■ PROBLEM TO WORK ON:
In the entries below, find every line with "стороны" and copy it.

Stored entries:
━━━━━━━━━━━━━━━━━━━━━━━━━━━━━━
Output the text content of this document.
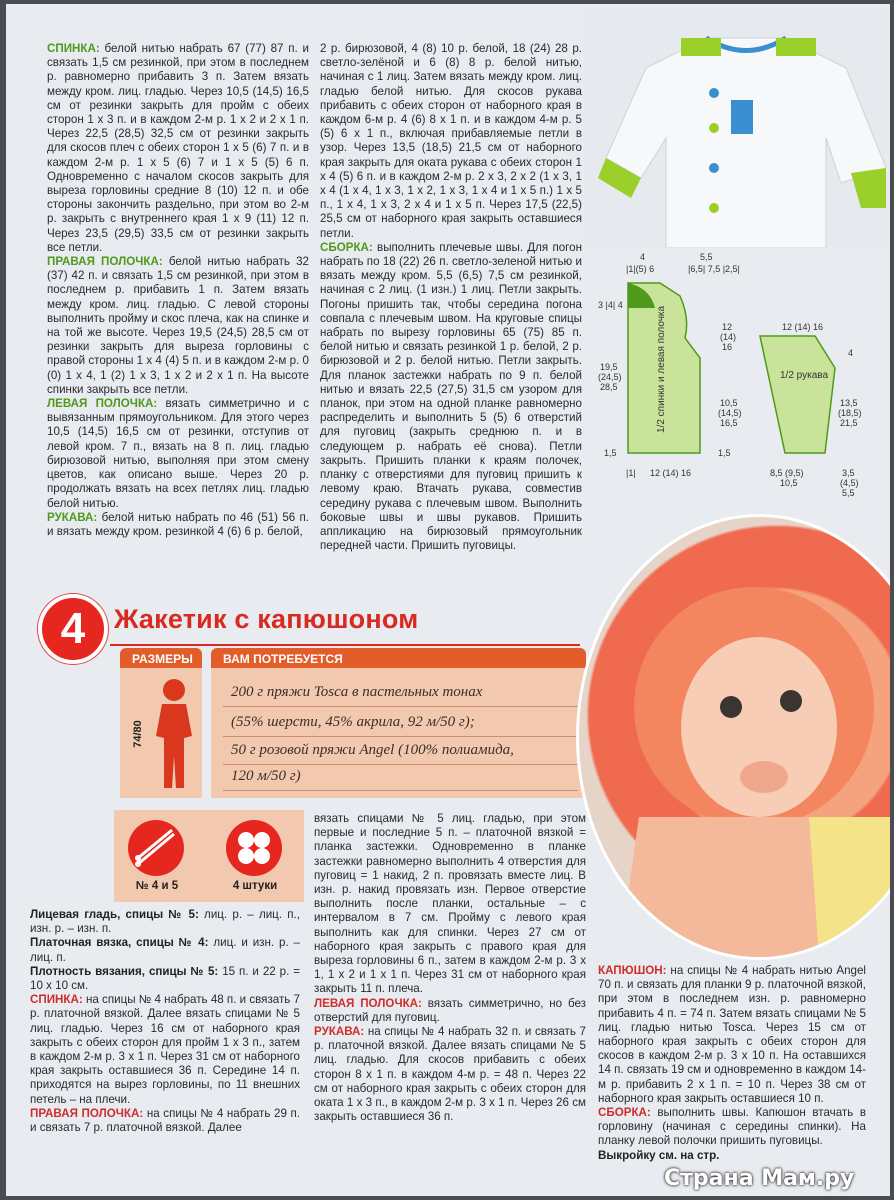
СПИНКА: белой нитью набрать 67 (77) 87 п. и связать 1,5 см резинкой, при этом в последнем р. равномерно прибавить 3 п. Затем вязать между кром. лиц. гладью. Через 10,5 (14,5) 16,5 см от резинки закрыть для пройм с обеих сторон 1 x 3 п. и в каждом 2-м р. 1 x 2 и 2 x 1 п. Через 22,5 (28,5) 32,5 см от резинки закрыть для скосов плеч с обеих сторон 1 x 5 (6) 7 п. и в каждом 2-м р. 1 x 5 (6) 7 и 1 x 5 (5) 6 п. Одновременно с началом скосов закрыть для выреза горловины средние 8 (10) 12 п. и обе стороны закончить раздельно, при этом во 2-м р. закрыть с внутреннего края 1 x 9 (11) 12 п. Через 23,5 (29,5) 33,5 см от резинки закрыть все петли.

ПРАВАЯ ПОЛОЧКА: белой нитью набрать 32 (37) 42 п. и связать 1,5 см резинкой, при этом в последнем р. прибавить 1 п. Затем вязать между кром. лиц. гладью. С левой стороны выполнить пройму и скос плеча, как на спинке и на той же высоте. Через 19,5 (24,5) 28,5 см от резинки закрыть для выреза горловины с правой стороны 1 x 4 (4) 5 п. и в каждом 2-м р. 0 (0) 1 x 4, 1 (2) 1 x 3, 1 x 2 и 2 x 1 п. На высоте спинки закрыть все петли.

ЛЕВАЯ ПОЛОЧКА: вязать симметрично и с вывязанным прямоугольником. Для этого через 10,5 (14,5) 16,5 см от резинки, отступив от левой кром. 7 п., вязать на 8 п. лиц. гладью бирюзовой нитью, выполняя при этом смену цветов, как описано выше. Через 20 р. продолжать вязать на всех петлях лиц. гладью белой нитью.

РУКАВА: белой нитью набрать по 46 (51) 56 п. и вязать между кром. резинкой 4 (6) 6 р. белой,

2 р. бирюзовой, 4 (8) 10 р. белой, 18 (24) 28 р. светло-зелёной и 6 (8) 8 р. белой нитью, начиная с 1 лиц. Затем вязать между кром. лиц. гладью белой нитью. Для скосов рукава прибавить с обеих сторон от наборного края в каждом 6-м р. 4 (6) 8 x 1 п. и в каждом 4-м р. 5 (5) 6 x 1 п., включая прибавляемые петли в узор. Через 13,5 (18,5) 21,5 см от наборного края закрыть для оката рукава с обеих сторон 1 x 4 (5) 6 п. и в каждом 2-м р. 2 x 3, 2 x 2 (1 x 3, 1 x 4 (1 x 4, 1 x 3, 1 x 2, 1 x 3, 1 x 4 и 1 x 5 п.) 1 x 5 п., 1 x 4, 1 x 3, 2 x 4 и 1 x 5 п. Через 17,5 (22,5) 25,5 см от наборного края закрыть оставшиеся петли.

СБОРКА: выполнить плечевые швы. Для погон набрать по 18 (22) 26 п. светло-зеленой нитью и вязать между кром. 5,5 (6,5) 7,5 см резинкой, начиная с 2 лиц. (1 изн.) 1 лиц. Петли закрыть. Погоны пришить так, чтобы середина погона совпала с плечевым швом. На круговые спицы набрать по вырезу горловины 65 (75) 85 п. белой нитью и связать резинкой 1 р. белой, 2 р. бирюзовой и 2 р. белой нитью. Петли закрыть. Для планок застежки набрать по 9 п. белой нитью и вязать 22,5 (27,5) 31,5 см узором для планок, при этом на одной планке равномерно распределить и выполнить 5 (5) 6 отверстий для пуговиц (закрыть среднюю п. и в следующем р. набрать её снова). Петли закрыть. Пришить планки к краям полочек, планку с отверстиями для пуговиц пришить к левому краю. Втачать рукава, совместив середину рукава с плечевым швом. Выполнить боковые швы и швы рукавов. Пришить аппликацию на бирюзовый прямоугольник передней части. Пришить пуговицы.

1/2 спинки и левая полочка	1/2 рукава
4	5,5
|1|(5) 6	|6,5| 7,5 |2,5|
3 |4| 4
19,5
(24,5)
28,5
1,5
12
(14)
16
10,5
(14,5)
16,5
1,5
|1| 12 (14) 16
12 (14) 16
4
13,5
(18,5)
21,5
8,5 (9,5)
10,5
3,5
(4,5)
5,5
4	Жакетик с капюшоном
РАЗМЕРЫ
74/80
ВАМ ПОТРЕБУЕТСЯ
200 г пряжи Tosca в пастельных тонах
(55% шерсти, 45% акрила, 92 м/50 г);
50 г розовой пряжи Angel (100% полиамида,
120 м/50 г)
№ 4 и 5	4 штуки

Лицевая гладь, спицы № 5: лиц. р. – лиц. п., изн. р. – изн. п.

Платочная вязка, спицы № 4: лиц. и изн. р. – лиц. п.

Плотность вязания, спицы № 5: 15 п. и 22 р. = 10 x 10 см.

СПИНКА: на спицы № 4 набрать 48 п. и связать 7 р. платочной вязкой. Далее вязать спицами № 5 лиц. гладью. Через 16 см от наборного края закрыть с обеих сторон для пройм 1 x 3 п., затем в каждом 2-м р. 3 x 1 п. Через 31 см от наборного края закрыть оставшиеся 36 п. Середине 14 п. приходятся на вырез горловины, по 11 внешних петель – на плечи.

ПРАВАЯ ПОЛОЧКА: на спицы № 4 набрать 29 п. и связать 7 р. платочной вязкой. Далее

вязать спицами № 5 лиц. гладью, при этом первые и последние 5 п. – платочной вязкой = планка застежки. Одновременно в планке застежки равномерно выполнить 4 отверстия для пуговиц = 1 накид, 2 п. провязать вместе лиц. В изн. р. накид провязать изн. Первое отверстие выполнить после планки, остальные – с интервалом в 7 см. Пройму с левого края выполнить как для спинки. Через 27 см от наборного края закрыть с правого края для выреза горловины 6 п., затем в каждом 2-м р. 3 x 1, 1 x 2 и 1 x 1 п. Через 31 см от наборного края закрыть 11 п. плеча.

ЛЕВАЯ ПОЛОЧКА: вязать симметрично, но без отверстий для пуговиц.

РУКАВА: на спицы № 4 набрать 32 п. и связать 7 р. платочной вязкой. Далее вязать спицами № 5 лиц. гладью. Для скосов прибавить с обеих сторон 8 x 1 п. в каждом 4-м р. = 48 п. Через 22 см от наборного края закрыть с обеих сторон для оката 1 x 3 п., в каждом 2-м р. 3 x 1 п. Через 26 см закрыть оставшиеся 36 п.

КАПЮШОН: на спицы № 4 набрать нитью Angel 70 п. и связать для планки 9 р. платочной вязкой, при этом в последнем изн. р. равномерно прибавить 4 п. = 74 п. Затем вязать спицами № 5 лиц. гладью нитью Tosca. Через 15 см от наборного края закрыть с обеих сторон для скосов в каждом 2-м р. 3 x 10 п. На оставшихся 14 п. связать 19 см и одновременно в каждом 14-м р. прибавить 2 x 1 п. = 10 п. Через 38 см от наборного края закрыть оставшиеся 10 п.

СБОРКА: выполнить швы. Капюшон втачать в горловину (начиная с середины спинки). На планку левой полочки пришить пуговицы.

Выкройку см. на стр.

Страна Мам.ру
━━━━━━━━━━━━━━━━━━━━━━━━━━━━━━
■ RESULT OF THE TASK:
СПИНКА: белой нитью набрать 67 (77) 87 п. и связать 1,5 см резинкой, при этом в последнем р. равномерно прибавить 3 п. Затем вязать между кром. лиц. гладью. Через 10,5 (14,5) 16,5 см от резинки закрыть для пройм с обеих сторон 1 x 3 п. и в каждом 2-м р. 1 x 2 и 2 x 1 п. Через 22,5 (28,5) 32,5 см от резинки закрыть для скосов плеч с обеих сторон 1 x 5 (6) 7 п. и в каждом 2-м р. 1 x 5 (6) 7 и 1 x 5 (5) 6 п. Одновременно с началом скосов закрыть для выреза горловины средние 8 (10) 12 п. и обе стороны закончить раздельно, при этом во 2-м р. закрыть с внутреннего края 1 x 9 (11) 12 п. Через 23,5 (29,5) 33,5 см от резинки закрыть все петли.
ПРАВАЯ ПОЛОЧКА: белой нитью набрать 32 (37) 42 п. и связать 1,5 см резинкой, при этом в последнем р. прибавить 1 п. Затем вязать между кром. лиц. гладью. С левой стороны выполнить пройму и скос плеча, как на спинке и на той же высоте. Через 19,5 (24,5) 28,5 см от резинки закрыть для выреза горловины с правой стороны 1 x 4 (4) 5 п. и в каждом 2-м р. 0 (0) 1 x 4, 1 (2) 1 x 3, 1 x 2 и 2 x 1 п. На высоте спинки закрыть все петли.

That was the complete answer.